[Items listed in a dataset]
* Begin *

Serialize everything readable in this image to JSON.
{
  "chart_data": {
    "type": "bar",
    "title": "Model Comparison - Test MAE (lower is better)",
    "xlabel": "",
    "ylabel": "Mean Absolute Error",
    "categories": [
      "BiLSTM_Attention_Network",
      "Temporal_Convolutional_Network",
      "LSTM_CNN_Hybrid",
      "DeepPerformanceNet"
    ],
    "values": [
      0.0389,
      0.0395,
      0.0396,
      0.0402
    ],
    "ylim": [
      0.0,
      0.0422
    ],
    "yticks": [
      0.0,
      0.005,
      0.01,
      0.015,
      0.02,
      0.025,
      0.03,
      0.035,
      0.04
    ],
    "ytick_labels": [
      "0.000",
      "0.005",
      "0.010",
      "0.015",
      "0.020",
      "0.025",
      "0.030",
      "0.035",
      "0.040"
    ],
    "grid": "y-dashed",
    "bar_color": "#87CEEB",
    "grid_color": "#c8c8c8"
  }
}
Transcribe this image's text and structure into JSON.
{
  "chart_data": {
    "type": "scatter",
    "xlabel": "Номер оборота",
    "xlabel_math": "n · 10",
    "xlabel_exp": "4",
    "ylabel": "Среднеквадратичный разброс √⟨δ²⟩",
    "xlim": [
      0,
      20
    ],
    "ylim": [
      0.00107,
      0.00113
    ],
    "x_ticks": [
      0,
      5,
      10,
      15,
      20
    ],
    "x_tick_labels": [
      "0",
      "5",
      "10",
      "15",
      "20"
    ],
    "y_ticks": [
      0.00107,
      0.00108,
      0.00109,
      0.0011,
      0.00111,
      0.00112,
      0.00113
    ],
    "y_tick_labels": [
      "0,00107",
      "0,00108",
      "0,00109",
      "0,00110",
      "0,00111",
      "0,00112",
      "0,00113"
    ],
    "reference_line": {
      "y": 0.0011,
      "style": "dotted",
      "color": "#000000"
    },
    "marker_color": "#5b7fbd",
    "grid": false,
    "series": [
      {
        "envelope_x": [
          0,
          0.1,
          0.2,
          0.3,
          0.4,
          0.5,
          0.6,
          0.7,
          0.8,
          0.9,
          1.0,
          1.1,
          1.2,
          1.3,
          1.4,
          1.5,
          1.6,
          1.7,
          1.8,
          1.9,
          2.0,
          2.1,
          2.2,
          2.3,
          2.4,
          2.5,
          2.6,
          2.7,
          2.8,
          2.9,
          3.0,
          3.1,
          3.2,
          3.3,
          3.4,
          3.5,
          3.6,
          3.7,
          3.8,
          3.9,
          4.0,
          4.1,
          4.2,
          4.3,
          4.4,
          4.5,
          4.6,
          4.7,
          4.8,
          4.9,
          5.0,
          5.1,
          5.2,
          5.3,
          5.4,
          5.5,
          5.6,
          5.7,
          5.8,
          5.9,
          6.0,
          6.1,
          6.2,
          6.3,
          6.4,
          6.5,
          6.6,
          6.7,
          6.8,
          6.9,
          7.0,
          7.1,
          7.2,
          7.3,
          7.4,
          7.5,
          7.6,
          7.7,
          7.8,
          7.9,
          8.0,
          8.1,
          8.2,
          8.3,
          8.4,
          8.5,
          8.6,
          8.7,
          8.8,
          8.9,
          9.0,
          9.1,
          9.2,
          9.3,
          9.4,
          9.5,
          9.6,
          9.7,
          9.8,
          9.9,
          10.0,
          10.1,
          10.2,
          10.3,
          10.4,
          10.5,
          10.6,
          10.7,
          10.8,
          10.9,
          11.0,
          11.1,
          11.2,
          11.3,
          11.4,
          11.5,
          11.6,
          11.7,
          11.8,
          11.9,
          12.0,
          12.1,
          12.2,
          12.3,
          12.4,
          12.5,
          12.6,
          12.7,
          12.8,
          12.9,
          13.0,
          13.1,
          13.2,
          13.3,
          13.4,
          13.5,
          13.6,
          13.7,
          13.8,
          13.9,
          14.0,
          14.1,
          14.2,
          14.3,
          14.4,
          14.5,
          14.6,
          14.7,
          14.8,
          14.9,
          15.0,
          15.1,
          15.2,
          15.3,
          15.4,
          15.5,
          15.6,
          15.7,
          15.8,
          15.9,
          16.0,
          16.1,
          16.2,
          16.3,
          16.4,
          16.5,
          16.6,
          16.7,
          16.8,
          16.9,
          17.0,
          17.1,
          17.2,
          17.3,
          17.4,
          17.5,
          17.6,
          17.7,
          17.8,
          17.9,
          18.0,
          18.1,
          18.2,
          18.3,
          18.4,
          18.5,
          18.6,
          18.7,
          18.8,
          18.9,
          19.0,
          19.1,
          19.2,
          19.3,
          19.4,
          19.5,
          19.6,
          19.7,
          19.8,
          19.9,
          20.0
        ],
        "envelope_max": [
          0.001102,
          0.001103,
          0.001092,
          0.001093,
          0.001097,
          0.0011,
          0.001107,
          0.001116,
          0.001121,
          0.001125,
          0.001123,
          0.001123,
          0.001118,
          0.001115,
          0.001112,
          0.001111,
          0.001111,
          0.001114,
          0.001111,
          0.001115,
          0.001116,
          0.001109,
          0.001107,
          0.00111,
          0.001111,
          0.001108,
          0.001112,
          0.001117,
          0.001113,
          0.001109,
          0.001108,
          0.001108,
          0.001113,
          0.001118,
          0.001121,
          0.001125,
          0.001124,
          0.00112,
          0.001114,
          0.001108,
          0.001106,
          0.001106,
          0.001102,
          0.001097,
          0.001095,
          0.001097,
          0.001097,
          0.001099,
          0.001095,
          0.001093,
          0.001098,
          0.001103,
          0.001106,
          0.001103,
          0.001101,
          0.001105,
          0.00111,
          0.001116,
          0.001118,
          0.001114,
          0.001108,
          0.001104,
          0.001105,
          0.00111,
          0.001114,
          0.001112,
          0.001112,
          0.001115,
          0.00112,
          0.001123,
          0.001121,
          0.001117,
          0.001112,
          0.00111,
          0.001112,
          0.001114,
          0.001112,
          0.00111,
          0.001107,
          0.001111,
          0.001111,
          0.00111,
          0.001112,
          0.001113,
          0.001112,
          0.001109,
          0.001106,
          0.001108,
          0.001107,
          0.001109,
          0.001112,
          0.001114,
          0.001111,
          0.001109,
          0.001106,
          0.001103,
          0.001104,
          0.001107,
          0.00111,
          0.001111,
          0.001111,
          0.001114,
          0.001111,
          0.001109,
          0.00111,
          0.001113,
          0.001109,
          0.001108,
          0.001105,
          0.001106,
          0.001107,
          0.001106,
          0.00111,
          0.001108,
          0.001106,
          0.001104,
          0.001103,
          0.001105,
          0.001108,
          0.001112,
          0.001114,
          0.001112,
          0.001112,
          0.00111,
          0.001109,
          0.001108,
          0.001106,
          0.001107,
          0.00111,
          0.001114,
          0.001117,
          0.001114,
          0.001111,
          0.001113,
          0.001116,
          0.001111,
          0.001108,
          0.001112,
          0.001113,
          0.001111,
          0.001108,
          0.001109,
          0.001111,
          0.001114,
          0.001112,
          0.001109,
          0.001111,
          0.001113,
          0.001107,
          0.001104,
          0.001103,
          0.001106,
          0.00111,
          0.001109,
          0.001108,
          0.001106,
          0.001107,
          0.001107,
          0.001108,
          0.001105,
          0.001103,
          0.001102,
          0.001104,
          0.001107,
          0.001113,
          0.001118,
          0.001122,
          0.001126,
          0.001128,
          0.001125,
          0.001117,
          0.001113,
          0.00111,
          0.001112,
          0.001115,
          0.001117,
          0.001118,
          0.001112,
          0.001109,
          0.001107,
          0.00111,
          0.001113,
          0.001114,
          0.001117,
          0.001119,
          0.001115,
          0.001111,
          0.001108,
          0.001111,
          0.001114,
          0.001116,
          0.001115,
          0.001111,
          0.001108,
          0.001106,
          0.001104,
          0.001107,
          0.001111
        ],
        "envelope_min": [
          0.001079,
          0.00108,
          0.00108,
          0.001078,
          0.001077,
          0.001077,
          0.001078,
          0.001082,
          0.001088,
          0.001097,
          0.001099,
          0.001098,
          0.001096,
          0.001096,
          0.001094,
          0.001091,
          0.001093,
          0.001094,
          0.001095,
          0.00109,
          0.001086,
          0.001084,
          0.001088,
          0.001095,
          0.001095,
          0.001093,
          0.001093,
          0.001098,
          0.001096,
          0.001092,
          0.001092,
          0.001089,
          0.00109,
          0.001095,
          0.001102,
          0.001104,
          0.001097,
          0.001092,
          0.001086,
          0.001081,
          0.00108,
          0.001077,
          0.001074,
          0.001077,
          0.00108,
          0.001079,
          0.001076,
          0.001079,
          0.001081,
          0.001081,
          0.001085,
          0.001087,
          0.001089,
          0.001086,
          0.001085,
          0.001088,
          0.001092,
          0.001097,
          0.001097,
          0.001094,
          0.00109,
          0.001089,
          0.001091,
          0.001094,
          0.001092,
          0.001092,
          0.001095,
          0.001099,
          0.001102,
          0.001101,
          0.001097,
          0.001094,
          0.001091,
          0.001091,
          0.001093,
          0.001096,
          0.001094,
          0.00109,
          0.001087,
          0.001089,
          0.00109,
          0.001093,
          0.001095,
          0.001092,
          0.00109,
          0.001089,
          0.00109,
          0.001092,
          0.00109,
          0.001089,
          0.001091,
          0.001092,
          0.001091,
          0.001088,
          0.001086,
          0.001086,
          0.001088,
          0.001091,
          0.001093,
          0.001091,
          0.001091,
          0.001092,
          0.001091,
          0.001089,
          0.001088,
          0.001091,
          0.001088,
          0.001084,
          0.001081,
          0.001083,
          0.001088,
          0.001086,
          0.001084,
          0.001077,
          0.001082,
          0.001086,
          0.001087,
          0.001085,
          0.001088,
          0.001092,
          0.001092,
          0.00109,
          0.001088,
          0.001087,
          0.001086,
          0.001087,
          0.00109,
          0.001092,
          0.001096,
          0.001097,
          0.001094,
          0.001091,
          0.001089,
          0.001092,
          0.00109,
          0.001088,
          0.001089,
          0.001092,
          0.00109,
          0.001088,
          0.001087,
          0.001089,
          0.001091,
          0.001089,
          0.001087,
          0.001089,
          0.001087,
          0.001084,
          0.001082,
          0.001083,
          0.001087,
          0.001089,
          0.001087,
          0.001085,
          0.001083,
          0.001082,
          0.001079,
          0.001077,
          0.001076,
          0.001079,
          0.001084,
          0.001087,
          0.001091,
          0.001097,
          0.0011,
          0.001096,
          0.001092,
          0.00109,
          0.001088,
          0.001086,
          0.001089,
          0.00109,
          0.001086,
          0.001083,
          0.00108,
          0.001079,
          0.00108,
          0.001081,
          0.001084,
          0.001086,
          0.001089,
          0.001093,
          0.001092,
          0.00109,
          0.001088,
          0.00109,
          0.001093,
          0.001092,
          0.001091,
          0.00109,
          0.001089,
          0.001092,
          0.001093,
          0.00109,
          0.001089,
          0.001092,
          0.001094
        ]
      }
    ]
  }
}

* End *

■ What to do ■
Filter the records above and return every line that holds the word "image".

■ Solution to this problem ■
Serialize everything readable in this image to JSON.
Transcribe this image's text and structure into JSON.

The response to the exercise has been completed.